• _Description of the task_
Leave out the pictures and reproduce all of the data exactly.

---+---

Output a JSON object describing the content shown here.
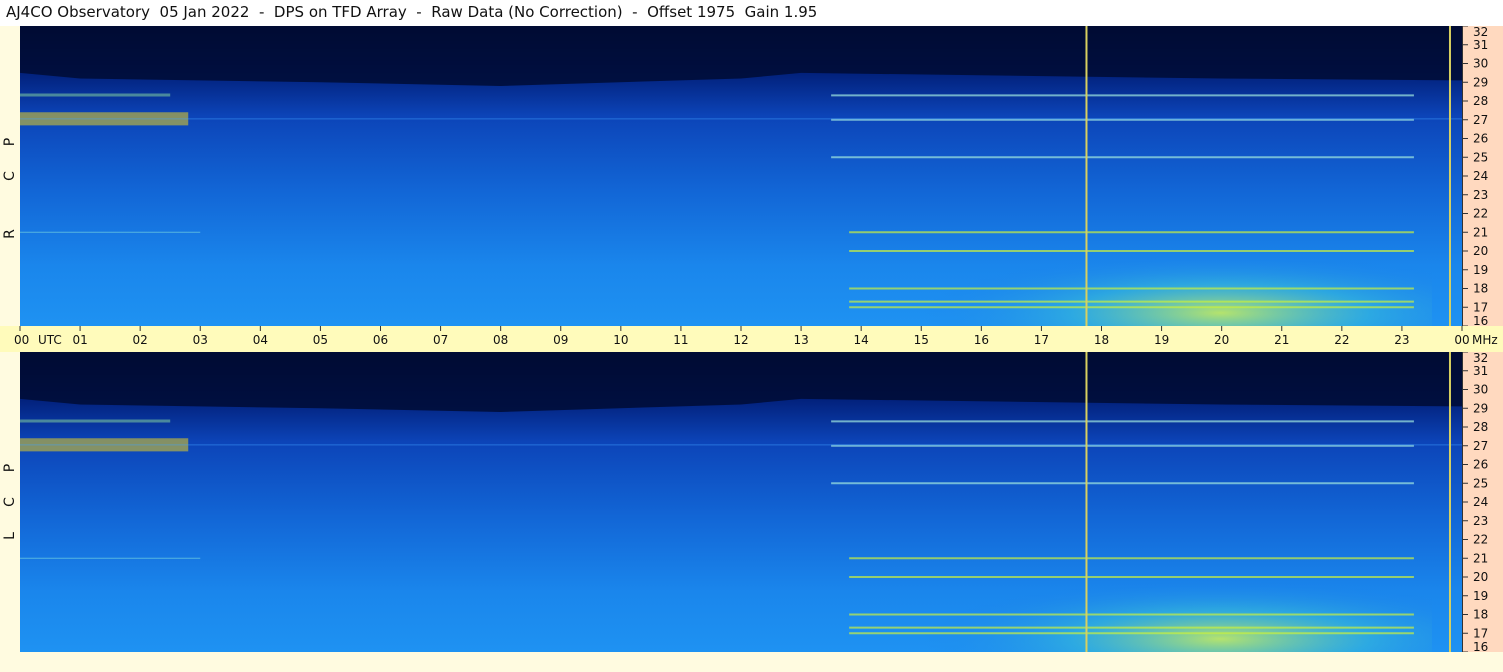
{
  "header": {
    "title": "AJ4CO Observatory  05 Jan 2022  -  DPS on TFD Array  -  Raw Data (No Correction)  -  Offset 1975  Gain 1.95"
  },
  "panels": {
    "top_label": [
      "R",
      "C",
      "P"
    ],
    "bottom_label": [
      "L",
      "C",
      "P"
    ]
  },
  "colors": {
    "background": "#fffbe0",
    "time_bar": "#fffbbb",
    "freq_axis": "#ffd9bf",
    "marker_line": "#d8d060",
    "spectrogram_low": "#00104a",
    "spectrogram_mid": "#1e7ae6",
    "spectrogram_high": "#e8ff40"
  },
  "chart_data": {
    "type": "heatmap",
    "x": {
      "unit": "UTC",
      "ticks": [
        "00",
        "01",
        "02",
        "03",
        "04",
        "05",
        "06",
        "07",
        "08",
        "09",
        "10",
        "11",
        "12",
        "13",
        "14",
        "15",
        "16",
        "17",
        "18",
        "19",
        "20",
        "21",
        "22",
        "23",
        "00"
      ],
      "tick_hours": [
        0,
        1,
        2,
        3,
        4,
        5,
        6,
        7,
        8,
        9,
        10,
        11,
        12,
        13,
        14,
        15,
        16,
        17,
        18,
        19,
        20,
        21,
        22,
        23,
        24
      ],
      "range": [
        0,
        24
      ]
    },
    "y": {
      "unit": "MHz",
      "ticks": [
        "16",
        "17",
        "18",
        "19",
        "20",
        "21",
        "22",
        "23",
        "24",
        "25",
        "26",
        "27",
        "28",
        "29",
        "30",
        "31",
        "32"
      ],
      "tick_values": [
        16,
        17,
        18,
        19,
        20,
        21,
        22,
        23,
        24,
        25,
        26,
        27,
        28,
        29,
        30,
        31,
        32
      ],
      "range": [
        16,
        32
      ]
    },
    "panels": [
      "RCP",
      "LCP"
    ],
    "marker_lines_utc": [
      17.75,
      23.8
    ],
    "interference_bands_mhz": [
      17.0,
      17.3,
      18.0,
      20.0,
      21.0,
      25.0,
      27.0,
      28.3
    ]
  }
}
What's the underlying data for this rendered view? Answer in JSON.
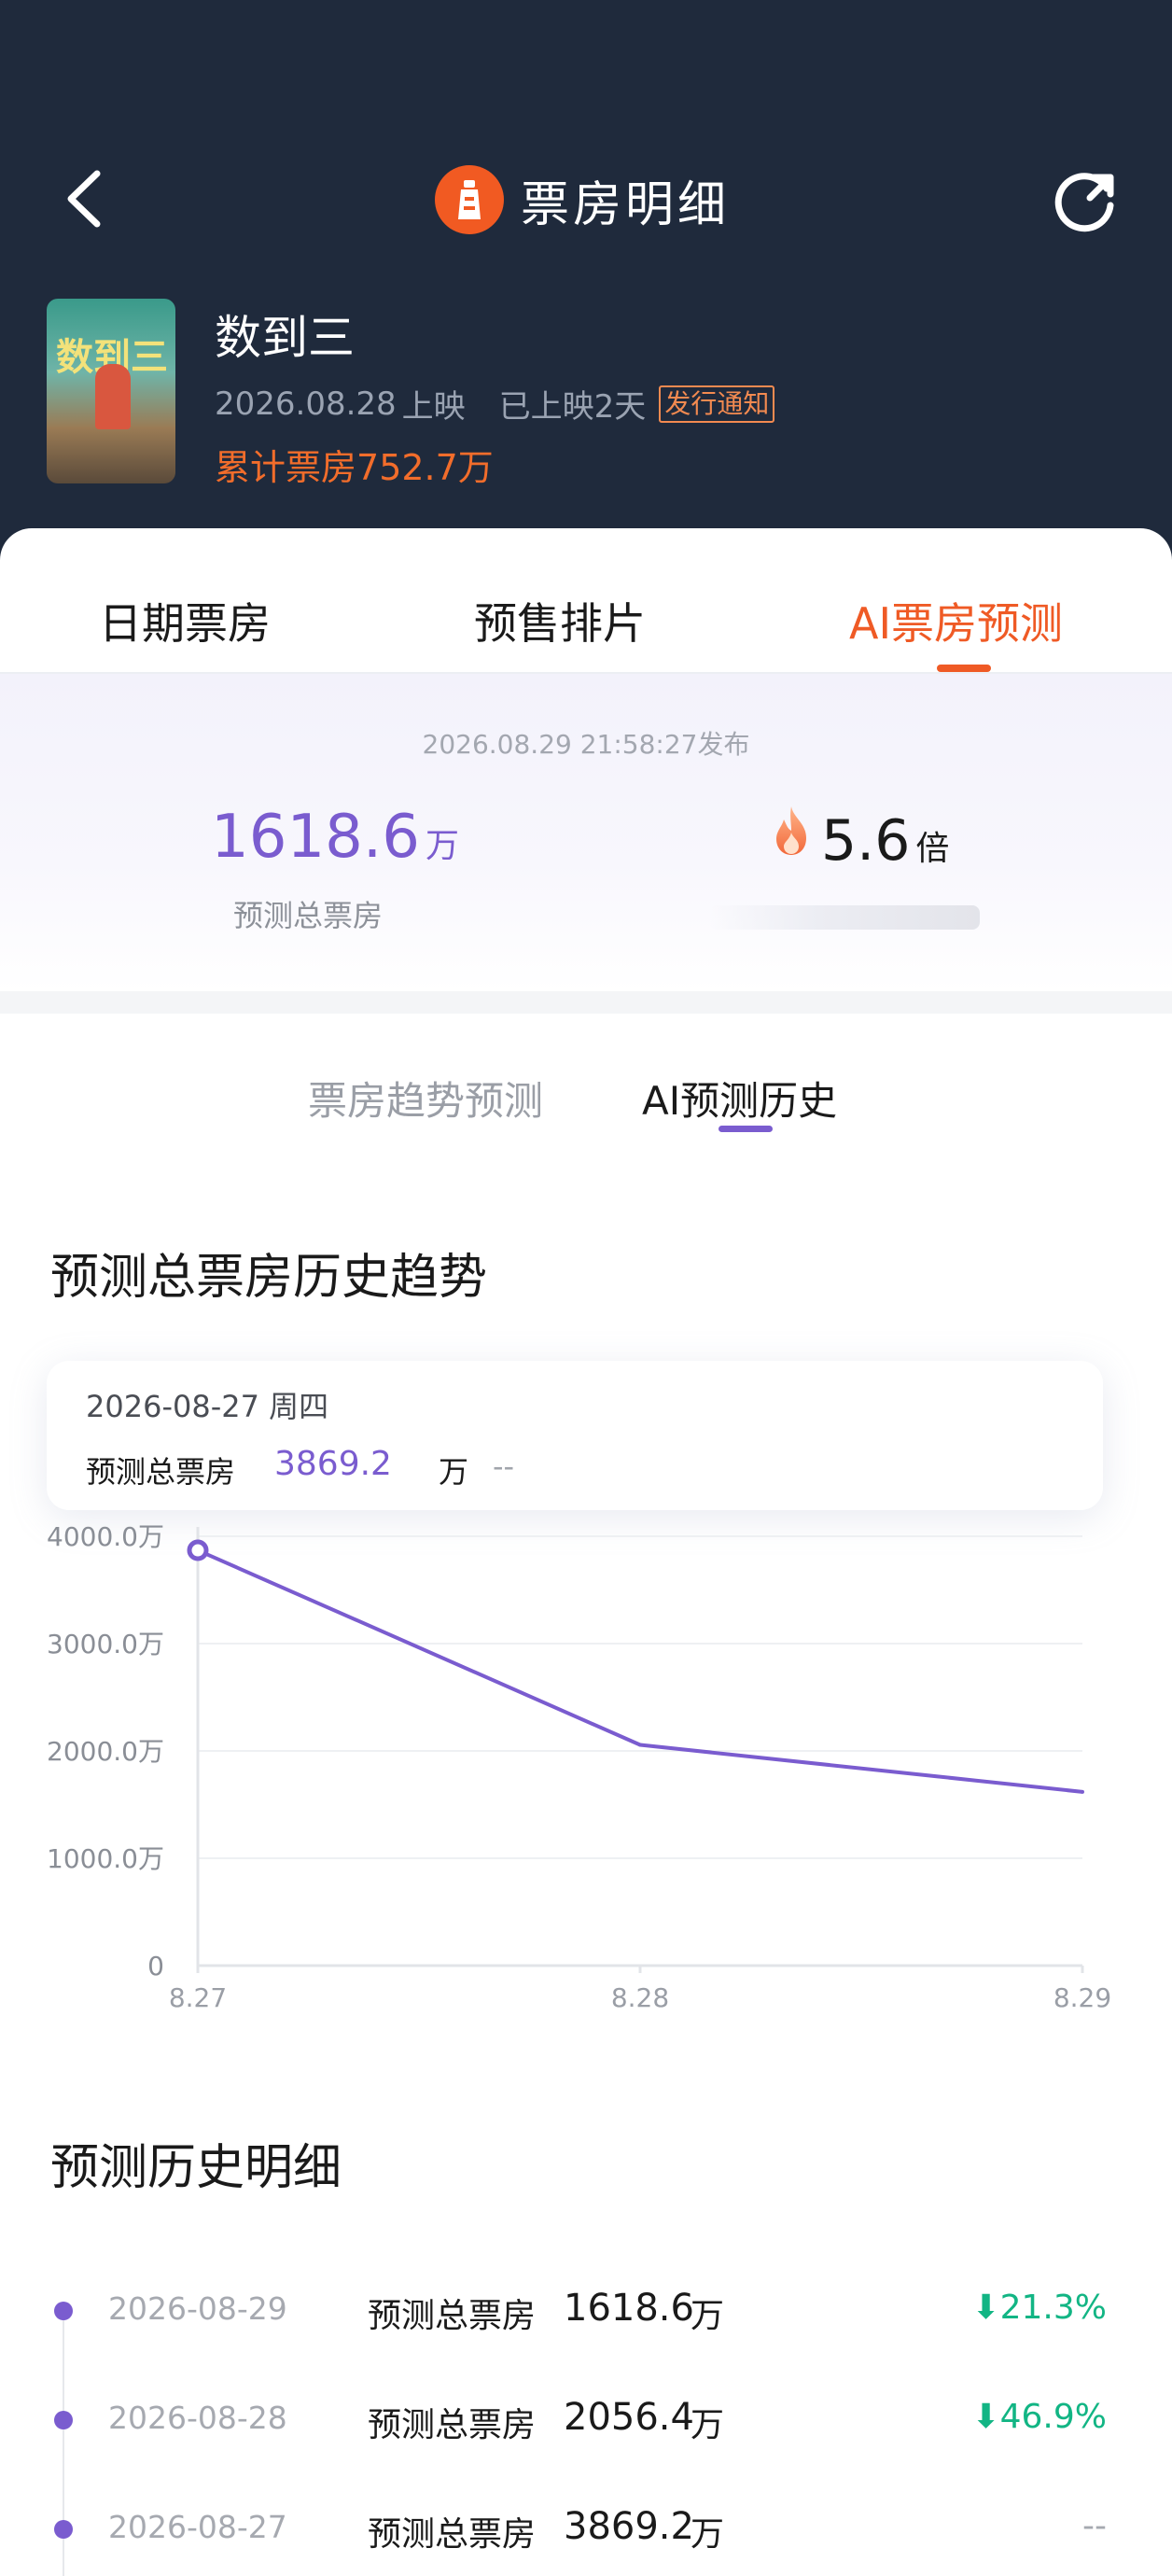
{
  "header": {
    "title": "票房明细",
    "movie_name": "数到三",
    "release_date": "2026.08.28",
    "release_suffix": "上映",
    "days_shown": "已上映2天",
    "notice": "发行通知",
    "total_label": "累计票房",
    "total_value": "752.7万",
    "poster_text": "数到三"
  },
  "tabs": [
    "日期票房",
    "预售排片",
    "AI票房预测"
  ],
  "active_tab": 2,
  "prediction": {
    "published": "2026.08.29 21:58:27发布",
    "total_value": "1618.6",
    "total_unit": "万",
    "total_label": "预测总票房",
    "multiple_value": "5.6",
    "multiple_unit": "倍"
  },
  "subtabs": [
    "票房趋势预测",
    "AI预测历史"
  ],
  "active_subtab": 1,
  "trend_section": {
    "title": "预测总票房历史趋势",
    "tooltip": {
      "date": "2026-08-27   周四",
      "label": "预测总票房",
      "value": "3869.2",
      "unit": "万",
      "change": "--"
    }
  },
  "chart_data": {
    "type": "line",
    "x": [
      "8.27",
      "8.28",
      "8.29"
    ],
    "series": [
      {
        "values": [
          3869.2,
          2056.4,
          1618.6
        ]
      }
    ],
    "ylim": [
      0,
      4000
    ],
    "yticks": [
      "0",
      "1000.0万",
      "2000.0万",
      "3000.0万",
      "4000.0万"
    ],
    "grid": true,
    "color": "#7a5ccf"
  },
  "history_section": {
    "title": "预测历史明细",
    "rows": [
      {
        "date": "2026-08-29",
        "label": "预测总票房",
        "value": "1618.6",
        "unit": "万",
        "change": "21.3%"
      },
      {
        "date": "2026-08-28",
        "label": "预测总票房",
        "value": "2056.4",
        "unit": "万",
        "change": "46.9%"
      },
      {
        "date": "2026-08-27",
        "label": "预测总票房",
        "value": "3869.2",
        "unit": "万",
        "change": "--"
      }
    ]
  },
  "colors": {
    "accent_orange": "#ef5a25",
    "accent_purple": "#7a5ccf",
    "down_green": "#12b584",
    "header_bg": "#1f2a3c"
  }
}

---+---

• _Correct answer_
Output a JSON object describing the content shown here.
{
  "header": {
    "title": "AJ4CO Observatory  05 Jan 2022  -  DPS on TFD Array  -  Raw Data (No Correction)  -  Offset 1975  Gain 1.95"
  },
  "panels": {
    "top_label": [
      "R",
      "C",
      "P"
    ],
    "bottom_label": [
      "L",
      "C",
      "P"
    ]
  },
  "colors": {
    "background": "#fffbe0",
    "time_bar": "#fffbbb",
    "freq_axis": "#ffd9bf",
    "marker_line": "#d8d060",
    "spectrogram_low": "#00104a",
    "spectrogram_mid": "#1e7ae6",
    "spectrogram_high": "#e8ff40"
  },
  "chart_data": {
    "type": "heatmap",
    "x": {
      "unit": "UTC",
      "ticks": [
        "00",
        "01",
        "02",
        "03",
        "04",
        "05",
        "06",
        "07",
        "08",
        "09",
        "10",
        "11",
        "12",
        "13",
        "14",
        "15",
        "16",
        "17",
        "18",
        "19",
        "20",
        "21",
        "22",
        "23",
        "00"
      ],
      "tick_hours": [
        0,
        1,
        2,
        3,
        4,
        5,
        6,
        7,
        8,
        9,
        10,
        11,
        12,
        13,
        14,
        15,
        16,
        17,
        18,
        19,
        20,
        21,
        22,
        23,
        24
      ],
      "range": [
        0,
        24
      ]
    },
    "y": {
      "unit": "MHz",
      "ticks": [
        "16",
        "17",
        "18",
        "19",
        "20",
        "21",
        "22",
        "23",
        "24",
        "25",
        "26",
        "27",
        "28",
        "29",
        "30",
        "31",
        "32"
      ],
      "tick_values": [
        16,
        17,
        18,
        19,
        20,
        21,
        22,
        23,
        24,
        25,
        26,
        27,
        28,
        29,
        30,
        31,
        32
      ],
      "range": [
        16,
        32
      ]
    },
    "panels": [
      "RCP",
      "LCP"
    ],
    "marker_lines_utc": [
      17.75,
      23.8
    ],
    "interference_bands_mhz": [
      17.0,
      17.3,
      18.0,
      20.0,
      21.0,
      25.0,
      27.0,
      28.3
    ]
  }
}
What's the underlying data for this rendered view? Answer in JSON.
{
  "header": {
    "title": "票房明细",
    "movie_name": "数到三",
    "release_date": "2026.08.28",
    "release_suffix": "上映",
    "days_shown": "已上映2天",
    "notice": "发行通知",
    "total_label": "累计票房",
    "total_value": "752.7万",
    "poster_text": "数到三"
  },
  "tabs": [
    "日期票房",
    "预售排片",
    "AI票房预测"
  ],
  "active_tab": 2,
  "prediction": {
    "published": "2026.08.29 21:58:27发布",
    "total_value": "1618.6",
    "total_unit": "万",
    "total_label": "预测总票房",
    "multiple_value": "5.6",
    "multiple_unit": "倍"
  },
  "subtabs": [
    "票房趋势预测",
    "AI预测历史"
  ],
  "active_subtab": 1,
  "trend_section": {
    "title": "预测总票房历史趋势",
    "tooltip": {
      "date": "2026-08-27   周四",
      "label": "预测总票房",
      "value": "3869.2",
      "unit": "万",
      "change": "--"
    }
  },
  "chart_data": {
    "type": "line",
    "x": [
      "8.27",
      "8.28",
      "8.29"
    ],
    "series": [
      {
        "values": [
          3869.2,
          2056.4,
          1618.6
        ]
      }
    ],
    "ylim": [
      0,
      4000
    ],
    "yticks": [
      "0",
      "1000.0万",
      "2000.0万",
      "3000.0万",
      "4000.0万"
    ],
    "grid": true,
    "color": "#7a5ccf"
  },
  "history_section": {
    "title": "预测历史明细",
    "rows": [
      {
        "date": "2026-08-29",
        "label": "预测总票房",
        "value": "1618.6",
        "unit": "万",
        "change": "21.3%"
      },
      {
        "date": "2026-08-28",
        "label": "预测总票房",
        "value": "2056.4",
        "unit": "万",
        "change": "46.9%"
      },
      {
        "date": "2026-08-27",
        "label": "预测总票房",
        "value": "3869.2",
        "unit": "万",
        "change": "--"
      }
    ]
  },
  "colors": {
    "accent_orange": "#ef5a25",
    "accent_purple": "#7a5ccf",
    "down_green": "#12b584",
    "header_bg": "#1f2a3c"
  }
}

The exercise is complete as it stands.